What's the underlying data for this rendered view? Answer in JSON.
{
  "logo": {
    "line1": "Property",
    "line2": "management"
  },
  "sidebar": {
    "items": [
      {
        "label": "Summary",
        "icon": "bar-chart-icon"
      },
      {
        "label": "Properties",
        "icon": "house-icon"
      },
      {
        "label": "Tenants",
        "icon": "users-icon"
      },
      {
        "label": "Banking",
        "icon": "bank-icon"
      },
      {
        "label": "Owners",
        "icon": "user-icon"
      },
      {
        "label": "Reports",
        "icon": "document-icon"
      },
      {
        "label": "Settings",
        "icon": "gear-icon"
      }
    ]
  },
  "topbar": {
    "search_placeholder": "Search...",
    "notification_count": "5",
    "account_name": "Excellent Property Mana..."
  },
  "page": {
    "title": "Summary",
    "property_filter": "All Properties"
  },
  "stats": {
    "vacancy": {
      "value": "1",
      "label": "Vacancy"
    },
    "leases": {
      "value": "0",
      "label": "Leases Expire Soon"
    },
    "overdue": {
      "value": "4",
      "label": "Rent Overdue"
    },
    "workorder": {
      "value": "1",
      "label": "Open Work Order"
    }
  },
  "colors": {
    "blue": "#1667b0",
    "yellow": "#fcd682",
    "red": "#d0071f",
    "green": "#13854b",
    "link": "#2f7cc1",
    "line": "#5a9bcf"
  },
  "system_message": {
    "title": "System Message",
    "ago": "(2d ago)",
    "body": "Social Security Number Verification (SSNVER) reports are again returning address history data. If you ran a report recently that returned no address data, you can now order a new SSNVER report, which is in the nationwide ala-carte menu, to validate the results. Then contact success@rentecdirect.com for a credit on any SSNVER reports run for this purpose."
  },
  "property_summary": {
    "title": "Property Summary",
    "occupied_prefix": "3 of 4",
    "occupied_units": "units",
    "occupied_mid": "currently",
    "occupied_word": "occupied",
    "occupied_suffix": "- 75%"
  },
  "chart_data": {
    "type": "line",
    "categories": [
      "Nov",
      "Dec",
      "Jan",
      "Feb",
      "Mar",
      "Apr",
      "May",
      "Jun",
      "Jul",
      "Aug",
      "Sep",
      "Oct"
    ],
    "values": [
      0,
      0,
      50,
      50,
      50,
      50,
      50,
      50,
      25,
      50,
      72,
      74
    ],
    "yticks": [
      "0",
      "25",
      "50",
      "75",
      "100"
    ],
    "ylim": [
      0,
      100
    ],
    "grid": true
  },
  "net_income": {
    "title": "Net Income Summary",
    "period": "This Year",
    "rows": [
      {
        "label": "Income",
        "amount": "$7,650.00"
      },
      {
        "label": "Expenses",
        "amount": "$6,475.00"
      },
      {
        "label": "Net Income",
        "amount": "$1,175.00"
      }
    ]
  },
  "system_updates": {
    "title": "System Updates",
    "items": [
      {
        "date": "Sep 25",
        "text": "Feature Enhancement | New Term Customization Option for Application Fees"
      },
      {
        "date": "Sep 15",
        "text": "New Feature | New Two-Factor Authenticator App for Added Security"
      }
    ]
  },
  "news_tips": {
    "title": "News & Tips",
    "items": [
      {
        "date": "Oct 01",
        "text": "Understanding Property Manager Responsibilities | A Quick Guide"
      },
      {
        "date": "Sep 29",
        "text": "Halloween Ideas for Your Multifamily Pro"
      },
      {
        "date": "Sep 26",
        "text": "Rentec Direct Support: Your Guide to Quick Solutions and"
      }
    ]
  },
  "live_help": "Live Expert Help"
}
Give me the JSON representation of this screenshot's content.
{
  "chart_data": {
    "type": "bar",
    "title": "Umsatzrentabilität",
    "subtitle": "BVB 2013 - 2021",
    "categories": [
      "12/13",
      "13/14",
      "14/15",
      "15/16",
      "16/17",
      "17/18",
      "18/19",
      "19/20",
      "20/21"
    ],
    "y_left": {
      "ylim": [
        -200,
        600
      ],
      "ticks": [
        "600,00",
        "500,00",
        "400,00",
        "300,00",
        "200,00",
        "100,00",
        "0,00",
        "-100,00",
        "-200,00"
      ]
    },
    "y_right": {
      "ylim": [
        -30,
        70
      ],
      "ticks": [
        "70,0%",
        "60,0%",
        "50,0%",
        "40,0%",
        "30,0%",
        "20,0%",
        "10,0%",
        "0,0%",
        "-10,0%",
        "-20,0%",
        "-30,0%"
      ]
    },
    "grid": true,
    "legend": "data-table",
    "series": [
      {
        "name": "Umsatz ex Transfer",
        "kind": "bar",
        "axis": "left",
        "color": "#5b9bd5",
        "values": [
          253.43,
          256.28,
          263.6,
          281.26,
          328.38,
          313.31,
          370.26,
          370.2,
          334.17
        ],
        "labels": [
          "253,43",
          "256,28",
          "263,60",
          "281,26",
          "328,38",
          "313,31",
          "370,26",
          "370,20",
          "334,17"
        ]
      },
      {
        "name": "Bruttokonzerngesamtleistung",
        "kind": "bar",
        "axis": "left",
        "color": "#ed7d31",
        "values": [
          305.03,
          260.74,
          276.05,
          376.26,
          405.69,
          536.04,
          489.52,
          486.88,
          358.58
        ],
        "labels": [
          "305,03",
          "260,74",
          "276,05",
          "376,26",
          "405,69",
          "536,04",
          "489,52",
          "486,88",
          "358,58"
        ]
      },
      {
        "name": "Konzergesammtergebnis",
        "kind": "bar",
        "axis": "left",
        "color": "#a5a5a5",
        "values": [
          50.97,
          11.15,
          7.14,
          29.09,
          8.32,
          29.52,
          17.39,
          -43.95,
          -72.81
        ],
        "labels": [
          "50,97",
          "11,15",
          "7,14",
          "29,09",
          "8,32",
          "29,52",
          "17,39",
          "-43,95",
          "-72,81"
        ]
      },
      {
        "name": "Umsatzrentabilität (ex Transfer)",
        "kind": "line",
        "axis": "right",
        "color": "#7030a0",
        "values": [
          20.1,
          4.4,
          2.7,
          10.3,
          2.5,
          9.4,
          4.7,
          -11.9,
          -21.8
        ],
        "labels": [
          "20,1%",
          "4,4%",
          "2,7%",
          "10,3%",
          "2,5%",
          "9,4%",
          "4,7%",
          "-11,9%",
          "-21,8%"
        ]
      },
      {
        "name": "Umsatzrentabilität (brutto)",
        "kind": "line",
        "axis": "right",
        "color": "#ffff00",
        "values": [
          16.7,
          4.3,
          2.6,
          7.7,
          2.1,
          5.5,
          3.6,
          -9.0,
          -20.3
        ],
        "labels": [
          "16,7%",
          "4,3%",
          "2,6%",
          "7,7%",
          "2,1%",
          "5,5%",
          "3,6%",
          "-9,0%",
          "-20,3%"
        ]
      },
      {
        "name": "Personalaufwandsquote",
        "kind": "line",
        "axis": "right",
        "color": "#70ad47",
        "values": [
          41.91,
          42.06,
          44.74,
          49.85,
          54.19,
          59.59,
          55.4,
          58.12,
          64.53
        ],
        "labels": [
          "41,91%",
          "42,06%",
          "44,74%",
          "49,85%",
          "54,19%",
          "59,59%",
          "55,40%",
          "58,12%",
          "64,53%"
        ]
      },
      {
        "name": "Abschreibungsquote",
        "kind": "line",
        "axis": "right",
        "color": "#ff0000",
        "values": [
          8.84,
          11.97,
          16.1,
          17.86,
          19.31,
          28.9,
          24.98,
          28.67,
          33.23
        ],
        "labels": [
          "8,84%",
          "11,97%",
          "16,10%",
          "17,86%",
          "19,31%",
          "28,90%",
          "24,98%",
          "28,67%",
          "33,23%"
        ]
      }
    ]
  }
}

» TASK TO COMPLETE
Where does the word "icon" appear in the listing? List each line that holds it.

» SOLUTION TO THE PROBLEM
        "icon": "bar-chart-icon"
        "icon": "house-icon"
        "icon": "users-icon"
        "icon": "bank-icon"
        "icon": "user-icon"
        "icon": "document-icon"
        "icon": "gear-icon"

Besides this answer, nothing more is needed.